- _Exercise directions_:
Rewrite the entries from the start through the line containing "accept-all-button[interactable]: Accept All" as a numbered list, leaving out any blank lines.

Data entries
------------------------------------------------------------
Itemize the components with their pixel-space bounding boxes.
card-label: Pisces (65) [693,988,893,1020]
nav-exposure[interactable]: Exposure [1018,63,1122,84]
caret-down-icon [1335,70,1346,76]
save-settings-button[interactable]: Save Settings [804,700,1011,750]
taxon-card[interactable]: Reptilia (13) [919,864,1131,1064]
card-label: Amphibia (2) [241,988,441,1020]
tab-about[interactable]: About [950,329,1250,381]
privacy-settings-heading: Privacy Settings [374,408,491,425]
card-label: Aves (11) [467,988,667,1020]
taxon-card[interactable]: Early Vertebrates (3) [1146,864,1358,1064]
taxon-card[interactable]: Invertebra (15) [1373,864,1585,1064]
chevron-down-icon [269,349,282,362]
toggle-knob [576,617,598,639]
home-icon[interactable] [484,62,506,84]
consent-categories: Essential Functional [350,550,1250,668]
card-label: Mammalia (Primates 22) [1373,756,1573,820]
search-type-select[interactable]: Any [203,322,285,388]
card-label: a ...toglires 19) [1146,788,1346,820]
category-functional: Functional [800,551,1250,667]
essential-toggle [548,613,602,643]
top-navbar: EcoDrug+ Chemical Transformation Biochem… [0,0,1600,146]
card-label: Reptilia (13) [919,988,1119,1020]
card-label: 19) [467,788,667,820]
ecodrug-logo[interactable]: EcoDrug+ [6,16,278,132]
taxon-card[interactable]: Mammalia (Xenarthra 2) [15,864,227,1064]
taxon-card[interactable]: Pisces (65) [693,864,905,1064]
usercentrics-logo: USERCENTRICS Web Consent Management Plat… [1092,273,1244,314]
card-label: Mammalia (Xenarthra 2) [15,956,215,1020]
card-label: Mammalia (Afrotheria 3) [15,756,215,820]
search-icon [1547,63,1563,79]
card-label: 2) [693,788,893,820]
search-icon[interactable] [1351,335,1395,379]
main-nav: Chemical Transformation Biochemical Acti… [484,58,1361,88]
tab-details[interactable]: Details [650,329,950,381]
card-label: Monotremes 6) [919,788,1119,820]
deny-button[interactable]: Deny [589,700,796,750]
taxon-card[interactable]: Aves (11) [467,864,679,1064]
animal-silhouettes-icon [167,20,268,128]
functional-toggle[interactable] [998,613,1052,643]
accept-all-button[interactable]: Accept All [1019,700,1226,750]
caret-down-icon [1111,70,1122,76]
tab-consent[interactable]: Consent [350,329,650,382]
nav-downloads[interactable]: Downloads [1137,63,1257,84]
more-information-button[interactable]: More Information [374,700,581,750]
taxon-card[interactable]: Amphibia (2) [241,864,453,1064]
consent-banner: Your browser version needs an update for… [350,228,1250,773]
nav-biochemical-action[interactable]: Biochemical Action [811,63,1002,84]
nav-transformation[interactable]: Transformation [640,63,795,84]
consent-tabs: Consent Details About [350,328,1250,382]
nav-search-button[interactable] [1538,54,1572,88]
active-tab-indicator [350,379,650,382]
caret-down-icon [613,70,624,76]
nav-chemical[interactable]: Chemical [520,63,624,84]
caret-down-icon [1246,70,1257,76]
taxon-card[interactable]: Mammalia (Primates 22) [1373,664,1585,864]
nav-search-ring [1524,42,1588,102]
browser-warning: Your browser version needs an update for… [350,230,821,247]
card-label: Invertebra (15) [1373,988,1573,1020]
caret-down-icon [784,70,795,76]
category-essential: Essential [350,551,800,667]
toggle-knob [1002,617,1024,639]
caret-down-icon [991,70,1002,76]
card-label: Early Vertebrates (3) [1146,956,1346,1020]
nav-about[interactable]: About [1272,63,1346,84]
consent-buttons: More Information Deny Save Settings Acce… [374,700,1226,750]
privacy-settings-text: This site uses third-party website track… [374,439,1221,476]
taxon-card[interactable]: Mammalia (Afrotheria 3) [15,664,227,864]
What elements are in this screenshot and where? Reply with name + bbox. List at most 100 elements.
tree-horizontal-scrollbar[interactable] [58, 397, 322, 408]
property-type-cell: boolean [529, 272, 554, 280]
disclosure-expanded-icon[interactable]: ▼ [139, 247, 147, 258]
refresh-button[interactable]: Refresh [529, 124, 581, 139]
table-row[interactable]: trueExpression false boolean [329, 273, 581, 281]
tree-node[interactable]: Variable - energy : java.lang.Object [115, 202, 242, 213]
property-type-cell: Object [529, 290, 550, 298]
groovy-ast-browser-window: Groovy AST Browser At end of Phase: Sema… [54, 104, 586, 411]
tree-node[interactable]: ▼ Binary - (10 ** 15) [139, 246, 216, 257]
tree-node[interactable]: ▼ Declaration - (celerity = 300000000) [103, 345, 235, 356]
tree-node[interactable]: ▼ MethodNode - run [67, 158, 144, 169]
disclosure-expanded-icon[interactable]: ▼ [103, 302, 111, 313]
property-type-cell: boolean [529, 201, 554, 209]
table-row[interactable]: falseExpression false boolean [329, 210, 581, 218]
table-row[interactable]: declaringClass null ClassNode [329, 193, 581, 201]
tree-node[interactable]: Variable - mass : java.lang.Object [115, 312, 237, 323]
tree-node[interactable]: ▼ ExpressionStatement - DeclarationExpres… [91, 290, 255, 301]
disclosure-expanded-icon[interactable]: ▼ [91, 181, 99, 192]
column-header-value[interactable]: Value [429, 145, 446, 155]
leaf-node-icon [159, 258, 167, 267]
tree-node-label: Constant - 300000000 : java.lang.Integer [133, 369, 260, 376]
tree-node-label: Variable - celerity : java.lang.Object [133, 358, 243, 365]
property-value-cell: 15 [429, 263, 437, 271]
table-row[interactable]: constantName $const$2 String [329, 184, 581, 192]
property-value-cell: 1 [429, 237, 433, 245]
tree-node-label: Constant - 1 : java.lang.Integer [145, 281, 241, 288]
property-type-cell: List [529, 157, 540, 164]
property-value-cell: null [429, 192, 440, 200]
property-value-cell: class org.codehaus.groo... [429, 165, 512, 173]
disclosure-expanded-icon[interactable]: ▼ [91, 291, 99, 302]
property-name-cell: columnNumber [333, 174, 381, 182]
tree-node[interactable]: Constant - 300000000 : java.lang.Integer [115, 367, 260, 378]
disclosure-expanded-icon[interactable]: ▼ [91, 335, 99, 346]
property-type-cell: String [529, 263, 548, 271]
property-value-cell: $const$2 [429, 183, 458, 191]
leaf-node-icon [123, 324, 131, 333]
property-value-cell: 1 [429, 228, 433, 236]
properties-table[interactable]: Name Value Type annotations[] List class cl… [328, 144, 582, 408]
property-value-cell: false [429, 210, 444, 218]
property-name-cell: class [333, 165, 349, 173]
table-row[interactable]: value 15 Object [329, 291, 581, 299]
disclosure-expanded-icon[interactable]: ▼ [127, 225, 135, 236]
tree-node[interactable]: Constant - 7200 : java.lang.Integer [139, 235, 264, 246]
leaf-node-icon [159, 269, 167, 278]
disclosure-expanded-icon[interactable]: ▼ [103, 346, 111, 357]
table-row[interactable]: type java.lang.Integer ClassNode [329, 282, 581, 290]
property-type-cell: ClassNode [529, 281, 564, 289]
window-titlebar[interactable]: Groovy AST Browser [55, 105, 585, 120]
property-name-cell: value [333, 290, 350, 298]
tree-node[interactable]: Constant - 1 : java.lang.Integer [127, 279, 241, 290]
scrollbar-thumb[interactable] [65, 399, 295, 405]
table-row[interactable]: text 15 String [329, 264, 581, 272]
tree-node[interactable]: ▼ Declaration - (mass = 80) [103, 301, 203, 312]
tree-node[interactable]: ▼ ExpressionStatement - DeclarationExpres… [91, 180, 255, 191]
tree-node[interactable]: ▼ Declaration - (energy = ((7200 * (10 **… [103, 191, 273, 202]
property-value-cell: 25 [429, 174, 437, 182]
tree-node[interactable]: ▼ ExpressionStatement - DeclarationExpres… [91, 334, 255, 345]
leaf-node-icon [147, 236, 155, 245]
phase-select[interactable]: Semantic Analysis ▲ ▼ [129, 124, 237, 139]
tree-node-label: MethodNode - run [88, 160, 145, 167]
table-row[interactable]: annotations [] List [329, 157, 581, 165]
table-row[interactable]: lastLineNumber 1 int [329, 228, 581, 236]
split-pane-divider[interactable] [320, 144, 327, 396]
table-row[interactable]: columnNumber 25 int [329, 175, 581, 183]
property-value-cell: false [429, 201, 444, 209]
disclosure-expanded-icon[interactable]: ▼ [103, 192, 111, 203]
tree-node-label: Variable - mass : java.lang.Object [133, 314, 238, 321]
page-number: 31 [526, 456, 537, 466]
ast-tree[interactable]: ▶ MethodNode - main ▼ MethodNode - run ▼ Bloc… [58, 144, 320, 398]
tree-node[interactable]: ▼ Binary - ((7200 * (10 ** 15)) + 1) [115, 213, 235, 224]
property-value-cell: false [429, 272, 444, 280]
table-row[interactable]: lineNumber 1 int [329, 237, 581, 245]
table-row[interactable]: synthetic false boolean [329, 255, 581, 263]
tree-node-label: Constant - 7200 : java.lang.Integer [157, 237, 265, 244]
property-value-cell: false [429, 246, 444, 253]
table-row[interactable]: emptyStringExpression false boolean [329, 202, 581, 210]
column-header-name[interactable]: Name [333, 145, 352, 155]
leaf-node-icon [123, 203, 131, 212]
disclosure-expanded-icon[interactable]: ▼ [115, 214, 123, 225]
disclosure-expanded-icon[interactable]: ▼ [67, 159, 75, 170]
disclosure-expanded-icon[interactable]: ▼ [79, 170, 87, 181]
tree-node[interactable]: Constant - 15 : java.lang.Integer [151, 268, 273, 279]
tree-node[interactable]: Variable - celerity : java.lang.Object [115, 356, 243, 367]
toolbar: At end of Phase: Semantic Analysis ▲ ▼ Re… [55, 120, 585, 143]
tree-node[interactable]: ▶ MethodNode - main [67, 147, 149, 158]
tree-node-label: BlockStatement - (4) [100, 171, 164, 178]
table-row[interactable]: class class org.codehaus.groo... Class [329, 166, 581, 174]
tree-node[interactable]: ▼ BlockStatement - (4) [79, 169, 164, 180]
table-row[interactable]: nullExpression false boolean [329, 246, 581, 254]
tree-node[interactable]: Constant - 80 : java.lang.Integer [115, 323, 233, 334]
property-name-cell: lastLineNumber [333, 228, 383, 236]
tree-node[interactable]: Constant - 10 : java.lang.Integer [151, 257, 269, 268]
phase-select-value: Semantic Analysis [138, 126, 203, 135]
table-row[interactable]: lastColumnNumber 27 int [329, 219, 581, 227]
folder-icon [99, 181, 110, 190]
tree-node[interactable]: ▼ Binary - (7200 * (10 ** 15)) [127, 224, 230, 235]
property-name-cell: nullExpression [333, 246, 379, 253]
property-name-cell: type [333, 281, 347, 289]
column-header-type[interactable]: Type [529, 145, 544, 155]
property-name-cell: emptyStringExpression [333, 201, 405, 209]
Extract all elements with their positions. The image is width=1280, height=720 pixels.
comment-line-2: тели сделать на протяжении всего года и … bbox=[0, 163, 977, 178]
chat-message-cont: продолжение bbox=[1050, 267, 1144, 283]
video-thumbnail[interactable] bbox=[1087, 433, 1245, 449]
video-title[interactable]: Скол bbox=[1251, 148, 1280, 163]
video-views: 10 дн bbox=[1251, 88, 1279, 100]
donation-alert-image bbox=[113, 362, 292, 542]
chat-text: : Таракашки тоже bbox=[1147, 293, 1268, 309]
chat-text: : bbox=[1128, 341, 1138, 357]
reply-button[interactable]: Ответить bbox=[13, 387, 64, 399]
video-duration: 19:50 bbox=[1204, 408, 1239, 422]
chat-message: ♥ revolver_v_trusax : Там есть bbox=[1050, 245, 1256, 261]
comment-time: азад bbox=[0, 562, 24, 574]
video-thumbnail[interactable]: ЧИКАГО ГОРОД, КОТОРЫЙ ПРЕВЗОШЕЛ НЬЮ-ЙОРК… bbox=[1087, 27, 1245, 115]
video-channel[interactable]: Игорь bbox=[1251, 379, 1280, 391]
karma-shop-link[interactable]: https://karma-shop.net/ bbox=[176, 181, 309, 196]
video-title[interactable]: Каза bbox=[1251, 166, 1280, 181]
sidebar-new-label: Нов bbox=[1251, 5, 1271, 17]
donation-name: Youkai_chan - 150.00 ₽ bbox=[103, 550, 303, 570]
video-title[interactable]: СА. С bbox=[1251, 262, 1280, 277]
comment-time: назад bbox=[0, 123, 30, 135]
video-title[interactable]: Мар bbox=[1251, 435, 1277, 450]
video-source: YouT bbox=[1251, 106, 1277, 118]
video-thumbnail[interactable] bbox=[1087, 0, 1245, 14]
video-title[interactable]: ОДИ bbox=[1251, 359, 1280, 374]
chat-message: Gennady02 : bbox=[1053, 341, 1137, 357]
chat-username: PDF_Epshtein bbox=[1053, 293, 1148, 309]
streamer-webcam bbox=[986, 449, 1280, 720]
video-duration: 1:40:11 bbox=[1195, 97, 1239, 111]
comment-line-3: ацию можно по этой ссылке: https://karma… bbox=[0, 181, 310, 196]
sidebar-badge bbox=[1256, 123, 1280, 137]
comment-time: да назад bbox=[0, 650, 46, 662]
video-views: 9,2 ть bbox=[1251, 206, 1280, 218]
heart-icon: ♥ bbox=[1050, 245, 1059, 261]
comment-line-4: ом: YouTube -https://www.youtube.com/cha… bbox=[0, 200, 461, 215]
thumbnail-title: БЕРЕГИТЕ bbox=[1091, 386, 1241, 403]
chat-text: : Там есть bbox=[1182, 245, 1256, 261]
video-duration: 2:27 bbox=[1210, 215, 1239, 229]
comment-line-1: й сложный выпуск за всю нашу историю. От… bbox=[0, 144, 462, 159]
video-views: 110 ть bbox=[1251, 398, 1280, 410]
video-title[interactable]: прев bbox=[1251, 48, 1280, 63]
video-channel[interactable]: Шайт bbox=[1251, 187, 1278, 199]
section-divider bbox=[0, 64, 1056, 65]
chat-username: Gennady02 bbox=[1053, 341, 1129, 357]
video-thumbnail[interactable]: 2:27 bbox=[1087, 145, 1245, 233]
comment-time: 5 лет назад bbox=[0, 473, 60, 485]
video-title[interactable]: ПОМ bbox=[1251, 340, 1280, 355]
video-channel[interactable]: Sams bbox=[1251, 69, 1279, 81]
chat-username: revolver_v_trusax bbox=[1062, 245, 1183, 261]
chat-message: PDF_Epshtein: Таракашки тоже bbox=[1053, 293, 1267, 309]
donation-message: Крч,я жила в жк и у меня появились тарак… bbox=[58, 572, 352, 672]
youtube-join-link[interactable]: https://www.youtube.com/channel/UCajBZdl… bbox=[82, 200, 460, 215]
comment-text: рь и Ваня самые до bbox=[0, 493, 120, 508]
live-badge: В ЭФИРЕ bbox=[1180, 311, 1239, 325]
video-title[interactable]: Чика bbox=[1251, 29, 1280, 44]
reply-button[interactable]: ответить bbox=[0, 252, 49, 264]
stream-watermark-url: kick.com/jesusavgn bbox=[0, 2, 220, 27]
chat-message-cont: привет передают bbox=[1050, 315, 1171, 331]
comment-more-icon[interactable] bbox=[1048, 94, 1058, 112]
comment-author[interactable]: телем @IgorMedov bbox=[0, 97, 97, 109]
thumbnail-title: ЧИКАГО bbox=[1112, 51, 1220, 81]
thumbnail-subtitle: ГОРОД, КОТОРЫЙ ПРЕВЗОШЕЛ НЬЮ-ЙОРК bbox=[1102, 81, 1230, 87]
------------------------------------------------------------
- _Solution to the problem_:
1. Itemize the components with their pixel-space bounding boxes.
2. card-label: Pisces (65) [693,988,893,1020]
3. nav-exposure[interactable]: Exposure [1018,63,1122,84]
4. caret-down-icon [1335,70,1346,76]
5. save-settings-button[interactable]: Save Settings [804,700,1011,750]
6. taxon-card[interactable]: Reptilia (13) [919,864,1131,1064]
7. card-label: Amphibia (2) [241,988,441,1020]
8. tab-about[interactable]: About [950,329,1250,381]
9. privacy-settings-heading: Privacy Settings [374,408,491,425]
10. card-label: Aves (11) [467,988,667,1020]
11. taxon-card[interactable]: Early Vertebrates (3) [1146,864,1358,1064]
12. taxon-card[interactable]: Invertebra (15) [1373,864,1585,1064]
13. chevron-down-icon [269,349,282,362]
14. toggle-knob [576,617,598,639]
15. home-icon[interactable] [484,62,506,84]
16. consent-categories: Essential Functional [350,550,1250,668]
17. card-label: Mammalia (Primates 22) [1373,756,1573,820]
18. search-type-select[interactable]: Any [203,322,285,388]
19. card-label: a ...toglires 19) [1146,788,1346,820]
20. category-functional: Functional [800,551,1250,667]
21. essential-toggle [548,613,602,643]
22. top-navbar: EcoDrug+ Chemical Transformation Biochem… [0,0,1600,146]
23. card-label: Reptilia (13) [919,988,1119,1020]
24. card-label: 19) [467,788,667,820]
25. ecodrug-logo[interactable]: EcoDrug+ [6,16,278,132]
26. taxon-card[interactable]: Mammalia (Xenarthra 2) [15,864,227,1064]
27. taxon-card[interactable]: Pisces (65) [693,864,905,1064]
28. usercentrics-logo: USERCENTRICS Web Consent Management Plat… [1092,273,1244,314]
29. card-label: Mammalia (Xenarthra 2) [15,956,215,1020]
30. card-label: Mammalia (Afrotheria 3) [15,756,215,820]
31. search-icon [1547,63,1563,79]
32. card-label: 2) [693,788,893,820]
33. search-icon[interactable] [1351,335,1395,379]
34. main-nav: Chemical Transformation Biochemical Acti… [484,58,1361,88]
35. tab-details[interactable]: Details [650,329,950,381]
36. card-label: Monotremes 6) [919,788,1119,820]
37. deny-button[interactable]: Deny [589,700,796,750]
38. taxon-card[interactable]: Aves (11) [467,864,679,1064]
39. animal-silhouettes-icon [167,20,268,128]
40. functional-toggle[interactable] [998,613,1052,643]
41. accept-all-button[interactable]: Accept All [1019,700,1226,750]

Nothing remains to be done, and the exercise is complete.